* [YOUR GOAL]: Find and copy every line in the records that includes the string "Jobs".

* [INFORMATION PROVIDED]:
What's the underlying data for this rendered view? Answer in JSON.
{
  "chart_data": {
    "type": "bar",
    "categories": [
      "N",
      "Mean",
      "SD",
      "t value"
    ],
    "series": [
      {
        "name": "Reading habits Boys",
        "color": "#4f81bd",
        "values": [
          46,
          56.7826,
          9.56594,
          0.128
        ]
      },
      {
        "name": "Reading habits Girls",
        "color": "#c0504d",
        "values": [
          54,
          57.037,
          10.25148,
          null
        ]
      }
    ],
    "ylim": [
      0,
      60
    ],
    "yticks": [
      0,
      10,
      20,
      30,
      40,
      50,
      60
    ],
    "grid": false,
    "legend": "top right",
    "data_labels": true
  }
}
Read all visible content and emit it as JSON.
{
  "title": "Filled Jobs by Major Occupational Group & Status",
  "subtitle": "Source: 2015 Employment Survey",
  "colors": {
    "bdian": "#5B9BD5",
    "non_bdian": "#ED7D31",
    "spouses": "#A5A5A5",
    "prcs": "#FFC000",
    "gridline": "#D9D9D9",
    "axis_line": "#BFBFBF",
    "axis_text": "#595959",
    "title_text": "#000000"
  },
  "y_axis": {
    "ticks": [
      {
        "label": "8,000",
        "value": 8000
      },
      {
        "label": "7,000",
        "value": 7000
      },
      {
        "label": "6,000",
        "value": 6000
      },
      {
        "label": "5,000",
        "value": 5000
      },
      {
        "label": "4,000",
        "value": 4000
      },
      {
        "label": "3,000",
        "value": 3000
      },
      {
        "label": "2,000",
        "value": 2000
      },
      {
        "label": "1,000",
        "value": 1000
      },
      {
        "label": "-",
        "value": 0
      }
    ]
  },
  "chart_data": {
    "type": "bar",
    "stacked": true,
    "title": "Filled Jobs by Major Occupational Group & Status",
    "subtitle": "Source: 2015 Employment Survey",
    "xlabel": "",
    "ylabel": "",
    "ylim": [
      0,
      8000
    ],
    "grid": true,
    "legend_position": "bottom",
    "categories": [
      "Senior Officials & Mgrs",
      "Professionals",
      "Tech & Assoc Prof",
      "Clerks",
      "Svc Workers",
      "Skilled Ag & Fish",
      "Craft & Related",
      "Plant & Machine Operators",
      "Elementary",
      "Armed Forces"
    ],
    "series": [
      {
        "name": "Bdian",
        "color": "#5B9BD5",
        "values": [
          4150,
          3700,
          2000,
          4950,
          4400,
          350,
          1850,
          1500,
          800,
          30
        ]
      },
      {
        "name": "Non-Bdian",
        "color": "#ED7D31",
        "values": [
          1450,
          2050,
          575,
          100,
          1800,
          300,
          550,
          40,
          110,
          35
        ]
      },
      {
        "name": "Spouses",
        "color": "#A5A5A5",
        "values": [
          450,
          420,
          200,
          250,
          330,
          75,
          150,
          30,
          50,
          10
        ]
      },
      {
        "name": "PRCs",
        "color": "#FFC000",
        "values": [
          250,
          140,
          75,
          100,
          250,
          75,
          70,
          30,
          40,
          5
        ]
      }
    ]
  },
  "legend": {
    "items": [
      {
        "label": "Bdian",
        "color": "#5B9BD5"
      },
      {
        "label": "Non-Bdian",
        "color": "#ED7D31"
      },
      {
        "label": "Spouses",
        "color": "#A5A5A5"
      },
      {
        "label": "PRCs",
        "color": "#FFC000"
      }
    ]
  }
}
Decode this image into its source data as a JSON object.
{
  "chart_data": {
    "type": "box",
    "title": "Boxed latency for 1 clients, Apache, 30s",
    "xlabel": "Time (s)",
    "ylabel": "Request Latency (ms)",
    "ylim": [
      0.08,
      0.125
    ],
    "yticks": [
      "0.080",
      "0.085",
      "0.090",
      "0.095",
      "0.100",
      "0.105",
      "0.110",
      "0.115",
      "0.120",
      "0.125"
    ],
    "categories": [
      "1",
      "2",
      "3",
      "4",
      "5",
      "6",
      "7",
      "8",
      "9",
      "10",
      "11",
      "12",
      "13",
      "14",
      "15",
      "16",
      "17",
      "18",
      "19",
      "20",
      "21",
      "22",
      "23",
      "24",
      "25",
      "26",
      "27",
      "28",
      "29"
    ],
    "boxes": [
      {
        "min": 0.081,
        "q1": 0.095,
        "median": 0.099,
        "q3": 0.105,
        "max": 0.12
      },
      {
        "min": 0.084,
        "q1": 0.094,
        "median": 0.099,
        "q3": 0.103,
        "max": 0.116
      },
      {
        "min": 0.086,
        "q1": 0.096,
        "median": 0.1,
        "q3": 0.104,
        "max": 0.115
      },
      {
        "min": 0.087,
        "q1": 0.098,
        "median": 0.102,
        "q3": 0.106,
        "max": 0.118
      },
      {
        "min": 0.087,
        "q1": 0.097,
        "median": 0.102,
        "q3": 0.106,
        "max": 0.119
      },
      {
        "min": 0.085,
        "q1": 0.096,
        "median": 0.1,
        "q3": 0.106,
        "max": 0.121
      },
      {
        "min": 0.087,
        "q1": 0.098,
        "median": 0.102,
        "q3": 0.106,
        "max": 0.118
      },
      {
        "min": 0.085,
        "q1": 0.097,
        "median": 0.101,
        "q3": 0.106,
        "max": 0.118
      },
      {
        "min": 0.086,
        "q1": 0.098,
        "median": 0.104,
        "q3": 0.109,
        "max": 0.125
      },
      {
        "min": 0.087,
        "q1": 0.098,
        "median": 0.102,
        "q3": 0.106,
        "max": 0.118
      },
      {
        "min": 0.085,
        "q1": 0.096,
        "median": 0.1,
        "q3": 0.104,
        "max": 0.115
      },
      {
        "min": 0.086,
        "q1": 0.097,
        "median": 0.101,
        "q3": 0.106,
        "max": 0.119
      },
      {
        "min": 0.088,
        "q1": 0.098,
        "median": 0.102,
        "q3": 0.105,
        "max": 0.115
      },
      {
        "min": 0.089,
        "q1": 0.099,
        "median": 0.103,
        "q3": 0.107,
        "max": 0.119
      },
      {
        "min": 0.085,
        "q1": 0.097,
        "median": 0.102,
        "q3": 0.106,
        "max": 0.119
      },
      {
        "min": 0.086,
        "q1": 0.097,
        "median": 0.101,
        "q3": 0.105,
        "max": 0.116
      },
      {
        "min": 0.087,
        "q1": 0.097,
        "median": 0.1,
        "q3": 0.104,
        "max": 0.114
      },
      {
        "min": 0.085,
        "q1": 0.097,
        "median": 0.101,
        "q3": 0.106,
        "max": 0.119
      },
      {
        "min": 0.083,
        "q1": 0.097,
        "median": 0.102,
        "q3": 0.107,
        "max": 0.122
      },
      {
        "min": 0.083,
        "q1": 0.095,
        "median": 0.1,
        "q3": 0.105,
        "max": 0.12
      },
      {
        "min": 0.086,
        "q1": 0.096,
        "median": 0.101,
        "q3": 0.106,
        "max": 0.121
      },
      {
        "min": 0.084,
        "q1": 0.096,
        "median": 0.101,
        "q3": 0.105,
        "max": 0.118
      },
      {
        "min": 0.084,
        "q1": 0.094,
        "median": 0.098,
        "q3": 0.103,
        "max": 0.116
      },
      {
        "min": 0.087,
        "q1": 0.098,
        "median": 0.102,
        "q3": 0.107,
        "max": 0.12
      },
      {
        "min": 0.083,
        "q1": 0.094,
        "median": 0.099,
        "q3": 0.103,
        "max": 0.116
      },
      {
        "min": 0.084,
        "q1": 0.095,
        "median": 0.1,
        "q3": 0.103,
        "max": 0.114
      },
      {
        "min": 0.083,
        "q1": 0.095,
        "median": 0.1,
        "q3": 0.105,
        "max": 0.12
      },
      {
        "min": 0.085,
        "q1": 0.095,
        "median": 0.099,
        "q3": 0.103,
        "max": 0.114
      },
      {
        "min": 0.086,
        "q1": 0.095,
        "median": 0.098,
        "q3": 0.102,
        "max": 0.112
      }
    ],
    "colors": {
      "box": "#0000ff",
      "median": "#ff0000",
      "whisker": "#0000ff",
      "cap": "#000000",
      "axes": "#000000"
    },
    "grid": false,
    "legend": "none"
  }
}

* [WRITTEN REPLY]:
  "title": "Filled Jobs by Major Occupational Group & Status",
    "title": "Filled Jobs by Major Occupational Group & Status",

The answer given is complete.